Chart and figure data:
--- Begin ---

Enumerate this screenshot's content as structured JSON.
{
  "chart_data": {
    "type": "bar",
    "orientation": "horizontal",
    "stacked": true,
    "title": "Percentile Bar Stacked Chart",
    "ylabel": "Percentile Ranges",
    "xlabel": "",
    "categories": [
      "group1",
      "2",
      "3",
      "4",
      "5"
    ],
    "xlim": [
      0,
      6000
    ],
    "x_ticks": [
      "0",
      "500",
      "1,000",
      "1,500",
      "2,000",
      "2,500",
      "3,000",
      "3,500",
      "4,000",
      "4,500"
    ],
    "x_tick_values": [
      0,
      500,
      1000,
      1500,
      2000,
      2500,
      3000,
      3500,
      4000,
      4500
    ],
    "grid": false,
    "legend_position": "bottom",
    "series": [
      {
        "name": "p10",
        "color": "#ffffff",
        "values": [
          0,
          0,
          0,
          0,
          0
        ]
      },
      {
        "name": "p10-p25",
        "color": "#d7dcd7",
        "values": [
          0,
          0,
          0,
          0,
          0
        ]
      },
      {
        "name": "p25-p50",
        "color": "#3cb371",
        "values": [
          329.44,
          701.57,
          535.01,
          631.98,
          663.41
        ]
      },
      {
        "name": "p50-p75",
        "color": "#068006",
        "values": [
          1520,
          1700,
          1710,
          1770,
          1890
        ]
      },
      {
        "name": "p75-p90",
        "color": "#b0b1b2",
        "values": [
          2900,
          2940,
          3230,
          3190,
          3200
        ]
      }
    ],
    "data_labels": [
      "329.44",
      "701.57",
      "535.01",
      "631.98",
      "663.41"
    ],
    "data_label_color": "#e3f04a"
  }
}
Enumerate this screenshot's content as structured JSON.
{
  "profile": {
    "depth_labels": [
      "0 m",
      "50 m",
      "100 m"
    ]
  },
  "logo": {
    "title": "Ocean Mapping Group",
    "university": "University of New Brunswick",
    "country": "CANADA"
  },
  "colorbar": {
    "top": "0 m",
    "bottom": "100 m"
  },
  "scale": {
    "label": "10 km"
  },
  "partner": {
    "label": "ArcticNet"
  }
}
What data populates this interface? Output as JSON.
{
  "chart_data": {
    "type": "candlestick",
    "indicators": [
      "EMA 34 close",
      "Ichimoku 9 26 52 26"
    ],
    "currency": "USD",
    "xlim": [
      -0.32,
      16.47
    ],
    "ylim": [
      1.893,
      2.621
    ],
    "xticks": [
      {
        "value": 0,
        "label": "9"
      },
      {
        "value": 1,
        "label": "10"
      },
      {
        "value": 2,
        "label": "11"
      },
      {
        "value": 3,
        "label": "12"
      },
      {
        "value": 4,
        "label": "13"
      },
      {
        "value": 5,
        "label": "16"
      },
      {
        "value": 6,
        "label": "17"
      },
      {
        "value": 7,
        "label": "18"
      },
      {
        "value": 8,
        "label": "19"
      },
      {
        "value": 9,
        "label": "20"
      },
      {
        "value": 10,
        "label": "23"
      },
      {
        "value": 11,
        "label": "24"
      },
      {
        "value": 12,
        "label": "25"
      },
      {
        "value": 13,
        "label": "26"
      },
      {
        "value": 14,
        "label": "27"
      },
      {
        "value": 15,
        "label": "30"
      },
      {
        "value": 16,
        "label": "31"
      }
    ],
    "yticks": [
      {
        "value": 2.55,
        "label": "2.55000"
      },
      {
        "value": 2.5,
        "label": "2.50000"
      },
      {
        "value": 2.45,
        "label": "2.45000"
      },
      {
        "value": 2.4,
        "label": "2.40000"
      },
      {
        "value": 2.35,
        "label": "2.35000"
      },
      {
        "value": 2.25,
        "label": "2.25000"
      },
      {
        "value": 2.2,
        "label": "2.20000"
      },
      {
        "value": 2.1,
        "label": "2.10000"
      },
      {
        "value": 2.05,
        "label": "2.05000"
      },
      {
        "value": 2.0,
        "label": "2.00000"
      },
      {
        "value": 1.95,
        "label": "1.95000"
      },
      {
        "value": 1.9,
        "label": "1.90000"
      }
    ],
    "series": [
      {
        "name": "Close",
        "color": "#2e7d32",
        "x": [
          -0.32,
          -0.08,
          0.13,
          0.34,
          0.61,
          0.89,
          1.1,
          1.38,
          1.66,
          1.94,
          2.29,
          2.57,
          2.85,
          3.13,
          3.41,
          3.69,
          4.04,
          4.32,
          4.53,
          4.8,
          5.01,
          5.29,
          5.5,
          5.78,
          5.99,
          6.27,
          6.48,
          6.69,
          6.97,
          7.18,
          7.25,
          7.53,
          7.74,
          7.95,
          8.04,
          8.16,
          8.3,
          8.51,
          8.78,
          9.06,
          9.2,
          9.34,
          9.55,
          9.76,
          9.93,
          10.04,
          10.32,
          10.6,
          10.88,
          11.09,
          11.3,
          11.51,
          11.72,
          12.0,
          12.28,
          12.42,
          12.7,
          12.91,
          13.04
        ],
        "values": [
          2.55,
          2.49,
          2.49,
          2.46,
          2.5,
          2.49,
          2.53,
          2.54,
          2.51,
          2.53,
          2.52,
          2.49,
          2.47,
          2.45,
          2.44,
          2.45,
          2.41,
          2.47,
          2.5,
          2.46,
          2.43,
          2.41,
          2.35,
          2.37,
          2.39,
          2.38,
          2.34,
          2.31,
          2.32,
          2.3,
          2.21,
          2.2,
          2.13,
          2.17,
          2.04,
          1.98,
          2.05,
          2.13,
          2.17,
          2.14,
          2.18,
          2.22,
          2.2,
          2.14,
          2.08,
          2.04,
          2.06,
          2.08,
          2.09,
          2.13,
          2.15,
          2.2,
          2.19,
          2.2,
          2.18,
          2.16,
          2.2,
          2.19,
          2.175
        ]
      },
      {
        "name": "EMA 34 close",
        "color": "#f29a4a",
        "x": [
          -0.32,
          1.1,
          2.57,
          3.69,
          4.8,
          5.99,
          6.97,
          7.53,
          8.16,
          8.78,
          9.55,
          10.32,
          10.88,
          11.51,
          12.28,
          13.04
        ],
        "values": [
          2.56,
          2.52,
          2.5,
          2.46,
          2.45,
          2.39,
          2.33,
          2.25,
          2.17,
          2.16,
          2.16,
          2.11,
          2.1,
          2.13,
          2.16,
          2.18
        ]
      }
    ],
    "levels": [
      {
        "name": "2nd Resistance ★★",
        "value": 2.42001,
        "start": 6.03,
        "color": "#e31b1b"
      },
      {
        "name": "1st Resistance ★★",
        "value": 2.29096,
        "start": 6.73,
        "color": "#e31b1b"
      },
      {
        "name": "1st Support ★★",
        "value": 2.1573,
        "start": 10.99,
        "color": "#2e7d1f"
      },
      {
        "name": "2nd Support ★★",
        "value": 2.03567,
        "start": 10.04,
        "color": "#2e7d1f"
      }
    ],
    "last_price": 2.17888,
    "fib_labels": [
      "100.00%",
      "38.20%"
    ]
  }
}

--- End ---

Exercise aim – Collect each line of the entries that has the word "Percentile", copying it in full.

The result –
    "title": "Percentile Bar Stacked Chart",
    "ylabel": "Percentile Ranges",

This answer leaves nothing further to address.